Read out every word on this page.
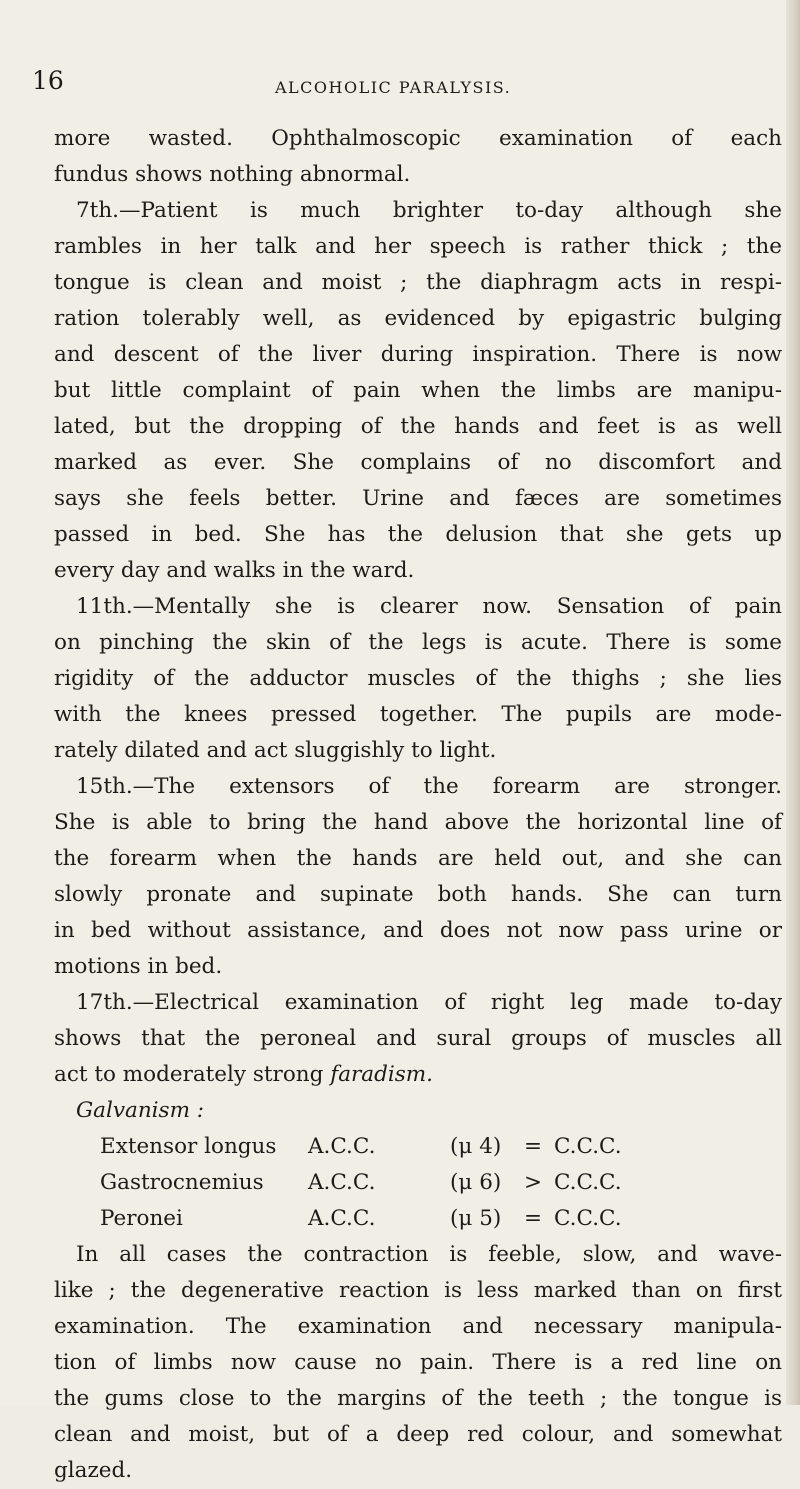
16	ALCOHOLIC PARALYSIS.
more wasted. Ophthalmoscopic examination of each
fundus shows nothing abnormal.
7th.—Patient is much brighter to-day although she
rambles in her talk and her speech is rather thick ; the
tongue is clean and moist ; the diaphragm acts in respi-
ration tolerably well, as evidenced by epigastric bulging
and descent of the liver during inspiration. There is now
but little complaint of pain when the limbs are manipu-
lated, but the dropping of the hands and feet is as well
marked as ever. She complains of no discomfort and
says she feels better. Urine and fæces are sometimes
passed in bed. She has the delusion that she gets up
every day and walks in the ward.
11th.—Mentally she is clearer now. Sensation of pain
on pinching the skin of the legs is acute. There is some
rigidity of the adductor muscles of the thighs ; she lies
with the knees pressed together. The pupils are mode-
rately dilated and act sluggishly to light.
15th.—The extensors of the forearm are stronger.
She is able to bring the hand above the horizontal line of
the forearm when the hands are held out, and she can
slowly pronate and supinate both hands. She can turn
in bed without assistance, and does not now pass urine or
motions in bed.
17th.—Electrical examination of right leg made to-day
shows that the peroneal and sural groups of muscles all
act to moderately strong faradism.
Galvanism :
Extensor longus A.C.C.	(μ 4) = C.C.C.
Gastrocnemius A.C.C.	(μ 6) > C.C.C.
Peronei	A.C.C.	(μ 5) = C.C.C.
In all cases the contraction is feeble, slow, and wave-
like ; the degenerative reaction is less marked than on first
examination. The examination and necessary manipula-
tion of limbs now cause no pain. There is a red line on
the gums close to the margins of the teeth ; the tongue is
clean and moist, but of a deep red colour, and somewhat
glazed.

• **What to work on**: Report how many lines of the records above contain the word "There", and give only that number.

• **Task result**: 3